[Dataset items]
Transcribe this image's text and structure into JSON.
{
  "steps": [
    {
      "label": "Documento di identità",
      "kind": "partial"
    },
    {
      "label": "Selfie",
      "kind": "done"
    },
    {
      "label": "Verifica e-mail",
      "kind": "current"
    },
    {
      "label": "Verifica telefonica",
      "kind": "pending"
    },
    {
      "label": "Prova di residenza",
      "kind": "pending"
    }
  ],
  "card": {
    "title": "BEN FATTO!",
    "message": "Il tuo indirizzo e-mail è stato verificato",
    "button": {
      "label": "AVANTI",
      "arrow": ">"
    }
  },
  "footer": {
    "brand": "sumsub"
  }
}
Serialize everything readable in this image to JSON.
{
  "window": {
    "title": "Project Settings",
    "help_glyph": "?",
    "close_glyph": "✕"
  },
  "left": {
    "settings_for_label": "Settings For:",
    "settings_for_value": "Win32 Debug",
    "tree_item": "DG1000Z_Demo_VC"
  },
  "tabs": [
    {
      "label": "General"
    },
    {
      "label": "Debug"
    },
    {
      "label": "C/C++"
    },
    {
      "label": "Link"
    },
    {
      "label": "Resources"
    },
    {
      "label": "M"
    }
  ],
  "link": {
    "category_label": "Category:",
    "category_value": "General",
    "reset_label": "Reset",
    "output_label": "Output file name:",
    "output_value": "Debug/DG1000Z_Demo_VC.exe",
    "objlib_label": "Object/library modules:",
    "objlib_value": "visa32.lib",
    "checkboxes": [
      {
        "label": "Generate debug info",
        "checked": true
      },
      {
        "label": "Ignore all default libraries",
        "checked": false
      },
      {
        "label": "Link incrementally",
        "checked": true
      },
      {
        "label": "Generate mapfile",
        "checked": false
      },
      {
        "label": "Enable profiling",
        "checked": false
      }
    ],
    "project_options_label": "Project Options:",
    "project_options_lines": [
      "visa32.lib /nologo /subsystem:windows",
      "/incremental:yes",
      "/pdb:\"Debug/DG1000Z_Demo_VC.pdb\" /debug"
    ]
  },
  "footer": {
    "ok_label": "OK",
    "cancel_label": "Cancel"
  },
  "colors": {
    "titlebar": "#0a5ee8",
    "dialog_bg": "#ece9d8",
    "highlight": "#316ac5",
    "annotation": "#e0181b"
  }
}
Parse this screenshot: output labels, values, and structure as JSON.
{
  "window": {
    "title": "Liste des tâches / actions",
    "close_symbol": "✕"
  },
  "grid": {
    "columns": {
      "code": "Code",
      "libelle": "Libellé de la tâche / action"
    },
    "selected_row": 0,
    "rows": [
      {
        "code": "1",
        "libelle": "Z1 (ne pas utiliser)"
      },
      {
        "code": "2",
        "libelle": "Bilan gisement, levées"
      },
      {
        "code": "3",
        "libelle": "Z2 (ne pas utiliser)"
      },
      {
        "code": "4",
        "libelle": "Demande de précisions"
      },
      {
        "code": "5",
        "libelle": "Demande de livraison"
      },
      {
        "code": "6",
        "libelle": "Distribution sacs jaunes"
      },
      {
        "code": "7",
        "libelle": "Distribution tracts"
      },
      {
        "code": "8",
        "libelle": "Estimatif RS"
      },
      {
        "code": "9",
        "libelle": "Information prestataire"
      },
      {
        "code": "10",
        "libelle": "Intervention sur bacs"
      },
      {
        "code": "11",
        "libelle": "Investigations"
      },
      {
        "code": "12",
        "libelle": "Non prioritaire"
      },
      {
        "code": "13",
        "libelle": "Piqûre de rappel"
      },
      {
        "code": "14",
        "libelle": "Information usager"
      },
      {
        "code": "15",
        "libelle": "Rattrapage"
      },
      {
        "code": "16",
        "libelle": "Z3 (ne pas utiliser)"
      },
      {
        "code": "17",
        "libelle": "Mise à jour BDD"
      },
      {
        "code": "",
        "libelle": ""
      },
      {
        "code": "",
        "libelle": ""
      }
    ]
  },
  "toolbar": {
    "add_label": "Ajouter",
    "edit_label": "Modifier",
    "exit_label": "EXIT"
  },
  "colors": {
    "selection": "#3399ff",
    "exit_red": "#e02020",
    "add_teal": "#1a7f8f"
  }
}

> _TASK STATEMENT_
All of the entries above must be quoted exactly.

> _FINISHED EXERCISE_
Transcribe this image's text and structure into JSON.
{
  "steps": [
    {
      "label": "Documento di identità",
      "kind": "partial"
    },
    {
      "label": "Selfie",
      "kind": "done"
    },
    {
      "label": "Verifica e-mail",
      "kind": "current"
    },
    {
      "label": "Verifica telefonica",
      "kind": "pending"
    },
    {
      "label": "Prova di residenza",
      "kind": "pending"
    }
  ],
  "card": {
    "title": "BEN FATTO!",
    "message": "Il tuo indirizzo e-mail è stato verificato",
    "button": {
      "label": "AVANTI",
      "arrow": ">"
    }
  },
  "footer": {
    "brand": "sumsub"
  }
}
Serialize everything readable in this image to JSON.
{
  "window": {
    "title": "Project Settings",
    "help_glyph": "?",
    "close_glyph": "✕"
  },
  "left": {
    "settings_for_label": "Settings For:",
    "settings_for_value": "Win32 Debug",
    "tree_item": "DG1000Z_Demo_VC"
  },
  "tabs": [
    {
      "label": "General"
    },
    {
      "label": "Debug"
    },
    {
      "label": "C/C++"
    },
    {
      "label": "Link"
    },
    {
      "label": "Resources"
    },
    {
      "label": "M"
    }
  ],
  "link": {
    "category_label": "Category:",
    "category_value": "General",
    "reset_label": "Reset",
    "output_label": "Output file name:",
    "output_value": "Debug/DG1000Z_Demo_VC.exe",
    "objlib_label": "Object/library modules:",
    "objlib_value": "visa32.lib",
    "checkboxes": [
      {
        "label": "Generate debug info",
        "checked": true
      },
      {
        "label": "Ignore all default libraries",
        "checked": false
      },
      {
        "label": "Link incrementally",
        "checked": true
      },
      {
        "label": "Generate mapfile",
        "checked": false
      },
      {
        "label": "Enable profiling",
        "checked": false
      }
    ],
    "project_options_label": "Project Options:",
    "project_options_lines": [
      "visa32.lib /nologo /subsystem:windows",
      "/incremental:yes",
      "/pdb:\"Debug/DG1000Z_Demo_VC.pdb\" /debug"
    ]
  },
  "footer": {
    "ok_label": "OK",
    "cancel_label": "Cancel"
  },
  "colors": {
    "titlebar": "#0a5ee8",
    "dialog_bg": "#ece9d8",
    "highlight": "#316ac5",
    "annotation": "#e0181b"
  }
}
Parse this screenshot: output labels, values, and structure as JSON.
{
  "window": {
    "title": "Liste des tâches / actions",
    "close_symbol": "✕"
  },
  "grid": {
    "columns": {
      "code": "Code",
      "libelle": "Libellé de la tâche / action"
    },
    "selected_row": 0,
    "rows": [
      {
        "code": "1",
        "libelle": "Z1 (ne pas utiliser)"
      },
      {
        "code": "2",
        "libelle": "Bilan gisement, levées"
      },
      {
        "code": "3",
        "libelle": "Z2 (ne pas utiliser)"
      },
      {
        "code": "4",
        "libelle": "Demande de précisions"
      },
      {
        "code": "5",
        "libelle": "Demande de livraison"
      },
      {
        "code": "6",
        "libelle": "Distribution sacs jaunes"
      },
      {
        "code": "7",
        "libelle": "Distribution tracts"
      },
      {
        "code": "8",
        "libelle": "Estimatif RS"
      },
      {
        "code": "9",
        "libelle": "Information prestataire"
      },
      {
        "code": "10",
        "libelle": "Intervention sur bacs"
      },
      {
        "code": "11",
        "libelle": "Investigations"
      },
      {
        "code": "12",
        "libelle": "Non prioritaire"
      },
      {
        "code": "13",
        "libelle": "Piqûre de rappel"
      },
      {
        "code": "14",
        "libelle": "Information usager"
      },
      {
        "code": "15",
        "libelle": "Rattrapage"
      },
      {
        "code": "16",
        "libelle": "Z3 (ne pas utiliser)"
      },
      {
        "code": "17",
        "libelle": "Mise à jour BDD"
      },
      {
        "code": "",
        "libelle": ""
      },
      {
        "code": "",
        "libelle": ""
      }
    ]
  },
  "toolbar": {
    "add_label": "Ajouter",
    "edit_label": "Modifier",
    "exit_label": "EXIT"
  },
  "colors": {
    "selection": "#3399ff",
    "exit_red": "#e02020",
    "add_teal": "#1a7f8f"
  }
}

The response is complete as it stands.